Reproduce every entry in the listing without alteration.

+++

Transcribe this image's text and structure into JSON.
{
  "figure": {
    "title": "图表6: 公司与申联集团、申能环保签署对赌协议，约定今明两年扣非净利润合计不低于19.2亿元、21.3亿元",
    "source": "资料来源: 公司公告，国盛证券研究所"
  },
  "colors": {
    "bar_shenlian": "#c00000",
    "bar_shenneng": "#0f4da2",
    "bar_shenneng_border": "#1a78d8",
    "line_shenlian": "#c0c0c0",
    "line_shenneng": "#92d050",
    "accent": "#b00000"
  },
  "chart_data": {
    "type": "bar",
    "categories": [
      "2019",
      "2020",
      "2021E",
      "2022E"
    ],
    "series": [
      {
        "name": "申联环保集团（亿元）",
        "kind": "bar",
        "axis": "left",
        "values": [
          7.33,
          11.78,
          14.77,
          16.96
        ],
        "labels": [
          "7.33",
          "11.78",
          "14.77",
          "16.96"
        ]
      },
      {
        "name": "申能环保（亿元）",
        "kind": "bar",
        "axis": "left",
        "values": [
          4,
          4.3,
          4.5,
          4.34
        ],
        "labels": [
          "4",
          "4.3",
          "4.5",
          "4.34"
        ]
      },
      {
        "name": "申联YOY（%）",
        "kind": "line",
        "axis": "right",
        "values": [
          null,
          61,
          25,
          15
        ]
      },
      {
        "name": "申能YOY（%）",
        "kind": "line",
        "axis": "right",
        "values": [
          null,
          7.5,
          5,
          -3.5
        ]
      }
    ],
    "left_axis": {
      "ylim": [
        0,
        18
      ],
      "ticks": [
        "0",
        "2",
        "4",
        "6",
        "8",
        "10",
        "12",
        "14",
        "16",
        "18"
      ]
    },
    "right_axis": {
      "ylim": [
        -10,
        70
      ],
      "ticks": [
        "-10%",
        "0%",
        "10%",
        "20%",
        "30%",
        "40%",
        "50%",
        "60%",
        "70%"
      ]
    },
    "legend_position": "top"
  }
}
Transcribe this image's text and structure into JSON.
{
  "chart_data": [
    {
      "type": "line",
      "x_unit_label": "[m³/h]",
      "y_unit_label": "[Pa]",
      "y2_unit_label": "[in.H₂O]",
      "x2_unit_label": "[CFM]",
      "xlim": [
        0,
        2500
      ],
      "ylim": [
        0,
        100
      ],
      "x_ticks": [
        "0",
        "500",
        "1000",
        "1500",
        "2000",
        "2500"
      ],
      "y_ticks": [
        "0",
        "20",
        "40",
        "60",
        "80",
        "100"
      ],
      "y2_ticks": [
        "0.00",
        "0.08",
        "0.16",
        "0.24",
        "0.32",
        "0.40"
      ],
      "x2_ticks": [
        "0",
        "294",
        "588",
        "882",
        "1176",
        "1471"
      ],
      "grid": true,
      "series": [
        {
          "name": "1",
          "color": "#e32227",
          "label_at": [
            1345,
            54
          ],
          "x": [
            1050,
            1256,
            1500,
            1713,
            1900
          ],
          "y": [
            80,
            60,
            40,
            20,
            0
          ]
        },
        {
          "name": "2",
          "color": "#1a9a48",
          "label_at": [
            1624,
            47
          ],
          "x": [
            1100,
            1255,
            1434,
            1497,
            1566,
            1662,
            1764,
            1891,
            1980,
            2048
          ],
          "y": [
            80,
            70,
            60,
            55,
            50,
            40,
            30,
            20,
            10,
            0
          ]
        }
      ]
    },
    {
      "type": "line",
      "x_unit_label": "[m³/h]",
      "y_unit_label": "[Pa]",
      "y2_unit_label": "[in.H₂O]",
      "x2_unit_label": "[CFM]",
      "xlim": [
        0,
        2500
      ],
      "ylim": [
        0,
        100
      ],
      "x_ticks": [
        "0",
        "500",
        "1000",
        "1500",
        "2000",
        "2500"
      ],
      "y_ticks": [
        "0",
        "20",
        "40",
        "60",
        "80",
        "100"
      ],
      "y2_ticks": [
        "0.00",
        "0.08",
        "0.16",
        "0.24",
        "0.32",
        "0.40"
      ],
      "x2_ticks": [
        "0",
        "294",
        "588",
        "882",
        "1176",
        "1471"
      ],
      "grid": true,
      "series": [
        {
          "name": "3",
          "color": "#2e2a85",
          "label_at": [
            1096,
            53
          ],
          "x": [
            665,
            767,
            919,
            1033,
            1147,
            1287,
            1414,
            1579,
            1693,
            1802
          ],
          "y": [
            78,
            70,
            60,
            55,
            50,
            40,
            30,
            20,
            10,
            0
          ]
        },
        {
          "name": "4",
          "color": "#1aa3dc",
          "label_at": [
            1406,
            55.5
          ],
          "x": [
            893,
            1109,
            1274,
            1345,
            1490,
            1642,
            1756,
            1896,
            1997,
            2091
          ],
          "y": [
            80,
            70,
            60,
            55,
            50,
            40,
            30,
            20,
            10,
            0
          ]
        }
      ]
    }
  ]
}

+++

__Written response__.
Transcribe this image's text and structure into JSON.
{
  "figure": {
    "title": "图表6: 公司与申联集团、申能环保签署对赌协议，约定今明两年扣非净利润合计不低于19.2亿元、21.3亿元",
    "source": "资料来源: 公司公告，国盛证券研究所"
  },
  "colors": {
    "bar_shenlian": "#c00000",
    "bar_shenneng": "#0f4da2",
    "bar_shenneng_border": "#1a78d8",
    "line_shenlian": "#c0c0c0",
    "line_shenneng": "#92d050",
    "accent": "#b00000"
  },
  "chart_data": {
    "type": "bar",
    "categories": [
      "2019",
      "2020",
      "2021E",
      "2022E"
    ],
    "series": [
      {
        "name": "申联环保集团（亿元）",
        "kind": "bar",
        "axis": "left",
        "values": [
          7.33,
          11.78,
          14.77,
          16.96
        ],
        "labels": [
          "7.33",
          "11.78",
          "14.77",
          "16.96"
        ]
      },
      {
        "name": "申能环保（亿元）",
        "kind": "bar",
        "axis": "left",
        "values": [
          4,
          4.3,
          4.5,
          4.34
        ],
        "labels": [
          "4",
          "4.3",
          "4.5",
          "4.34"
        ]
      },
      {
        "name": "申联YOY（%）",
        "kind": "line",
        "axis": "right",
        "values": [
          null,
          61,
          25,
          15
        ]
      },
      {
        "name": "申能YOY（%）",
        "kind": "line",
        "axis": "right",
        "values": [
          null,
          7.5,
          5,
          -3.5
        ]
      }
    ],
    "left_axis": {
      "ylim": [
        0,
        18
      ],
      "ticks": [
        "0",
        "2",
        "4",
        "6",
        "8",
        "10",
        "12",
        "14",
        "16",
        "18"
      ]
    },
    "right_axis": {
      "ylim": [
        -10,
        70
      ],
      "ticks": [
        "-10%",
        "0%",
        "10%",
        "20%",
        "30%",
        "40%",
        "50%",
        "60%",
        "70%"
      ]
    },
    "legend_position": "top"
  }
}
Transcribe this image's text and structure into JSON.
{
  "chart_data": [
    {
      "type": "line",
      "x_unit_label": "[m³/h]",
      "y_unit_label": "[Pa]",
      "y2_unit_label": "[in.H₂O]",
      "x2_unit_label": "[CFM]",
      "xlim": [
        0,
        2500
      ],
      "ylim": [
        0,
        100
      ],
      "x_ticks": [
        "0",
        "500",
        "1000",
        "1500",
        "2000",
        "2500"
      ],
      "y_ticks": [
        "0",
        "20",
        "40",
        "60",
        "80",
        "100"
      ],
      "y2_ticks": [
        "0.00",
        "0.08",
        "0.16",
        "0.24",
        "0.32",
        "0.40"
      ],
      "x2_ticks": [
        "0",
        "294",
        "588",
        "882",
        "1176",
        "1471"
      ],
      "grid": true,
      "series": [
        {
          "name": "1",
          "color": "#e32227",
          "label_at": [
            1345,
            54
          ],
          "x": [
            1050,
            1256,
            1500,
            1713,
            1900
          ],
          "y": [
            80,
            60,
            40,
            20,
            0
          ]
        },
        {
          "name": "2",
          "color": "#1a9a48",
          "label_at": [
            1624,
            47
          ],
          "x": [
            1100,
            1255,
            1434,
            1497,
            1566,
            1662,
            1764,
            1891,
            1980,
            2048
          ],
          "y": [
            80,
            70,
            60,
            55,
            50,
            40,
            30,
            20,
            10,
            0
          ]
        }
      ]
    },
    {
      "type": "line",
      "x_unit_label": "[m³/h]",
      "y_unit_label": "[Pa]",
      "y2_unit_label": "[in.H₂O]",
      "x2_unit_label": "[CFM]",
      "xlim": [
        0,
        2500
      ],
      "ylim": [
        0,
        100
      ],
      "x_ticks": [
        "0",
        "500",
        "1000",
        "1500",
        "2000",
        "2500"
      ],
      "y_ticks": [
        "0",
        "20",
        "40",
        "60",
        "80",
        "100"
      ],
      "y2_ticks": [
        "0.00",
        "0.08",
        "0.16",
        "0.24",
        "0.32",
        "0.40"
      ],
      "x2_ticks": [
        "0",
        "294",
        "588",
        "882",
        "1176",
        "1471"
      ],
      "grid": true,
      "series": [
        {
          "name": "3",
          "color": "#2e2a85",
          "label_at": [
            1096,
            53
          ],
          "x": [
            665,
            767,
            919,
            1033,
            1147,
            1287,
            1414,
            1579,
            1693,
            1802
          ],
          "y": [
            78,
            70,
            60,
            55,
            50,
            40,
            30,
            20,
            10,
            0
          ]
        },
        {
          "name": "4",
          "color": "#1aa3dc",
          "label_at": [
            1406,
            55.5
          ],
          "x": [
            893,
            1109,
            1274,
            1345,
            1490,
            1642,
            1756,
            1896,
            1997,
            2091
          ],
          "y": [
            80,
            70,
            60,
            55,
            50,
            40,
            30,
            20,
            10,
            0
          ]
        }
      ]
    }
  ]
}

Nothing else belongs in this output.